> WHAT IS EXPECTED: Report every line from the material that contains the word "istockphoto".

> GIVEN DATA:
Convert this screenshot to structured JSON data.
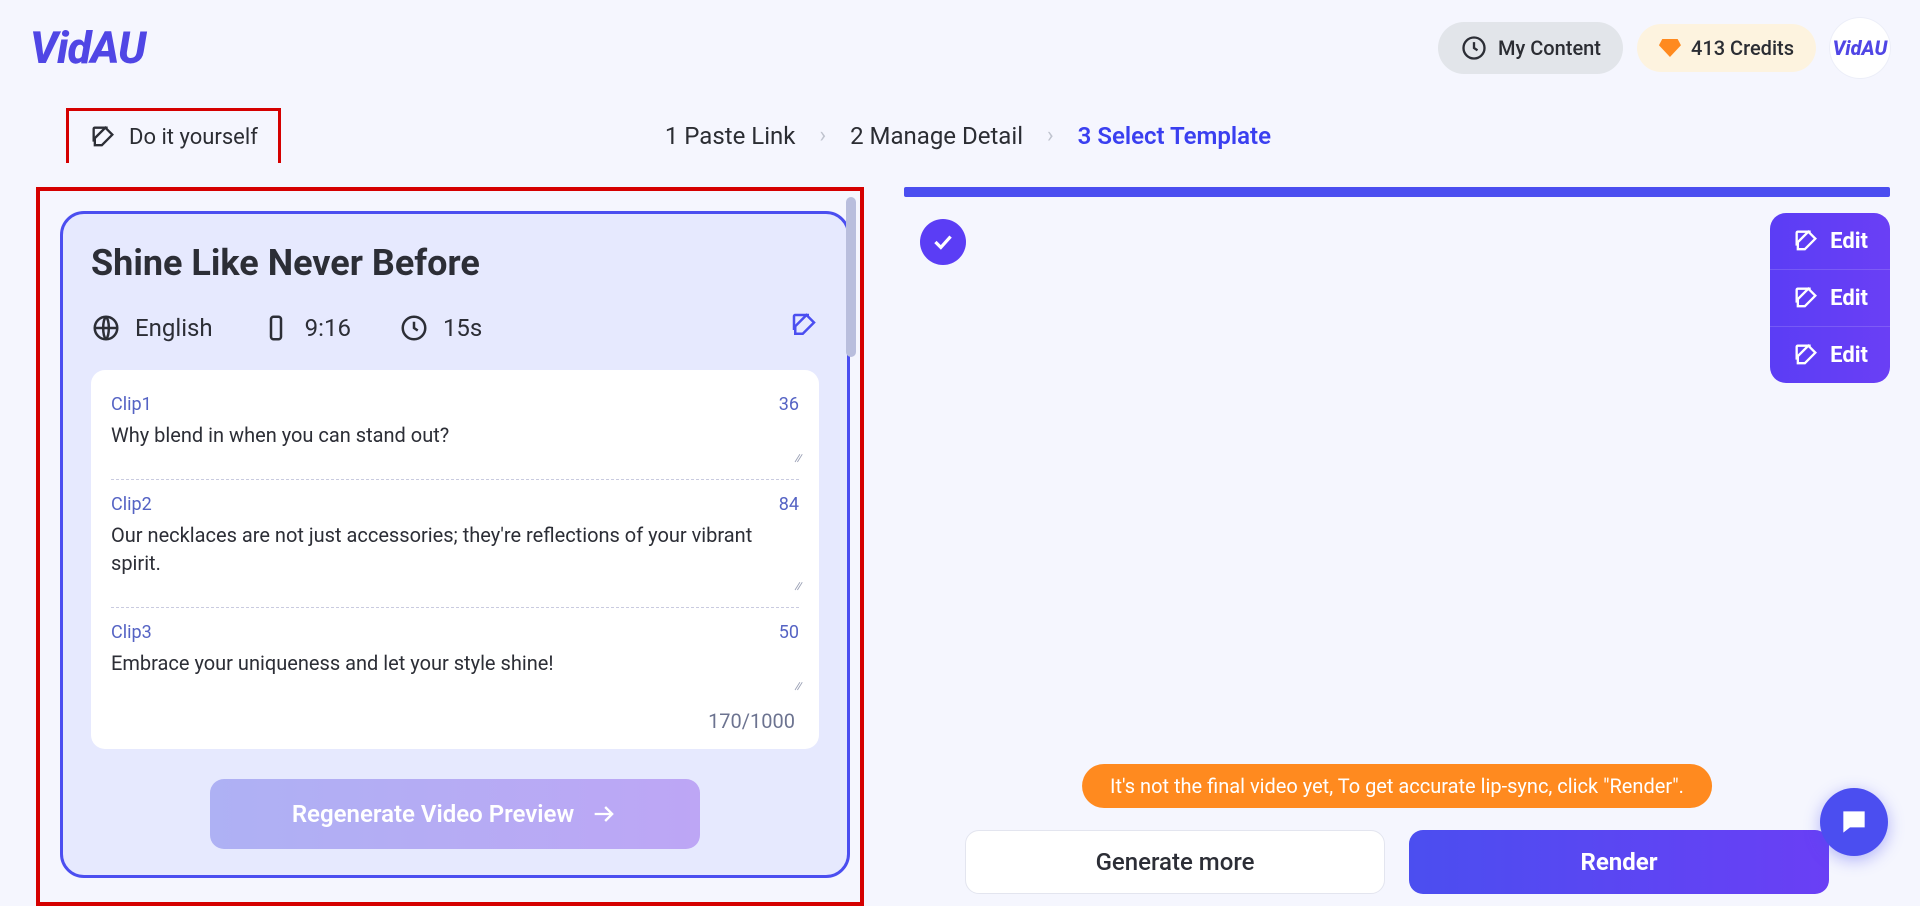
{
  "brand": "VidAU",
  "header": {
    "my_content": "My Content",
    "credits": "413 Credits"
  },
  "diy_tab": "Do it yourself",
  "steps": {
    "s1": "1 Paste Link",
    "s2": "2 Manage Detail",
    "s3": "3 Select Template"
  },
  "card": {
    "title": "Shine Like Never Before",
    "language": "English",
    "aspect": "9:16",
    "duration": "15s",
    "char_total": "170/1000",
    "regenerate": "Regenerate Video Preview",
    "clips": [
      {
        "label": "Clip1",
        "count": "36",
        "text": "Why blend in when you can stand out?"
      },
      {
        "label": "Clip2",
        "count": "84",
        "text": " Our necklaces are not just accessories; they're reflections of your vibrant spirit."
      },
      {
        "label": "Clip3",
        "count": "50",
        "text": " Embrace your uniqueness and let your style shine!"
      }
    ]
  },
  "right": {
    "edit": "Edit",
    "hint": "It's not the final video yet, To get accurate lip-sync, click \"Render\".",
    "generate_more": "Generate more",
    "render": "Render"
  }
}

...

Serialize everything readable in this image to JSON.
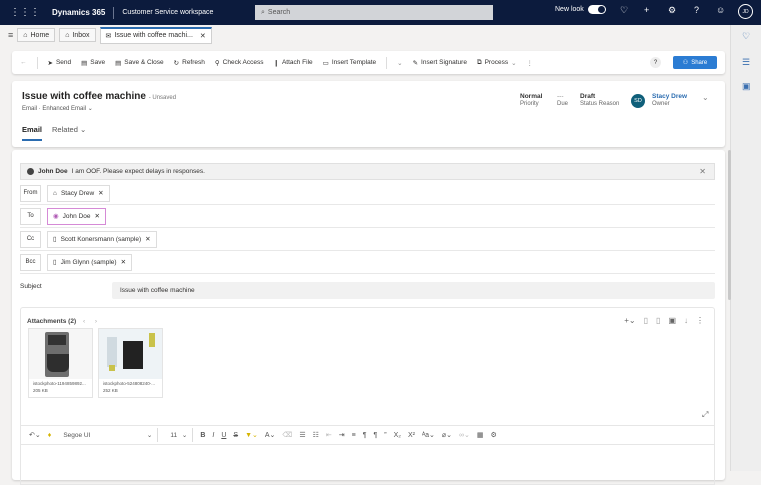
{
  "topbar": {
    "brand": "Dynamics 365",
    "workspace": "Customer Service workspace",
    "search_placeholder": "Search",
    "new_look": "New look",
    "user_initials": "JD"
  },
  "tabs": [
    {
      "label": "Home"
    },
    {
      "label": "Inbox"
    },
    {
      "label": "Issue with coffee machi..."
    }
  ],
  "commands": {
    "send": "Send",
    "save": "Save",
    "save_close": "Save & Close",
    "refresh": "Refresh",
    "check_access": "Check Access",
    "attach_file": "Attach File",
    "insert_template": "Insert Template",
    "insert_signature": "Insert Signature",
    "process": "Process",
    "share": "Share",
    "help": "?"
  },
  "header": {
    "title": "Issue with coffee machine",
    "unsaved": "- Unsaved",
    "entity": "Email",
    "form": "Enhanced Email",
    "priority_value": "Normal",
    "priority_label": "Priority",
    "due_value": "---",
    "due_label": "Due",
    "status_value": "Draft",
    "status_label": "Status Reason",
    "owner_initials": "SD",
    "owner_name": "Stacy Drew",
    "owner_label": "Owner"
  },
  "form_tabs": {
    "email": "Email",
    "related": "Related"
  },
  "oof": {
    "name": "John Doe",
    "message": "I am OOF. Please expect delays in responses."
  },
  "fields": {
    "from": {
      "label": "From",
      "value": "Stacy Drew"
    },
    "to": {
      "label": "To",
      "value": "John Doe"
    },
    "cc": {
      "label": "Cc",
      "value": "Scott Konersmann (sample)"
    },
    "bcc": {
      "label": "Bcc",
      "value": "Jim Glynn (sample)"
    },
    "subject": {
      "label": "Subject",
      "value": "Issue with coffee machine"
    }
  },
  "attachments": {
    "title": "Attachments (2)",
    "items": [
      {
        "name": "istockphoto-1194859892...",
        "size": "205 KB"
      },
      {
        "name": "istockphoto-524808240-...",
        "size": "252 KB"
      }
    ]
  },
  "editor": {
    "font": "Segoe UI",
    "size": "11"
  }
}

> EXERCISE ANSWER:
        "name": "istockphoto-1194859892...",
        "name": "istockphoto-524808240-...",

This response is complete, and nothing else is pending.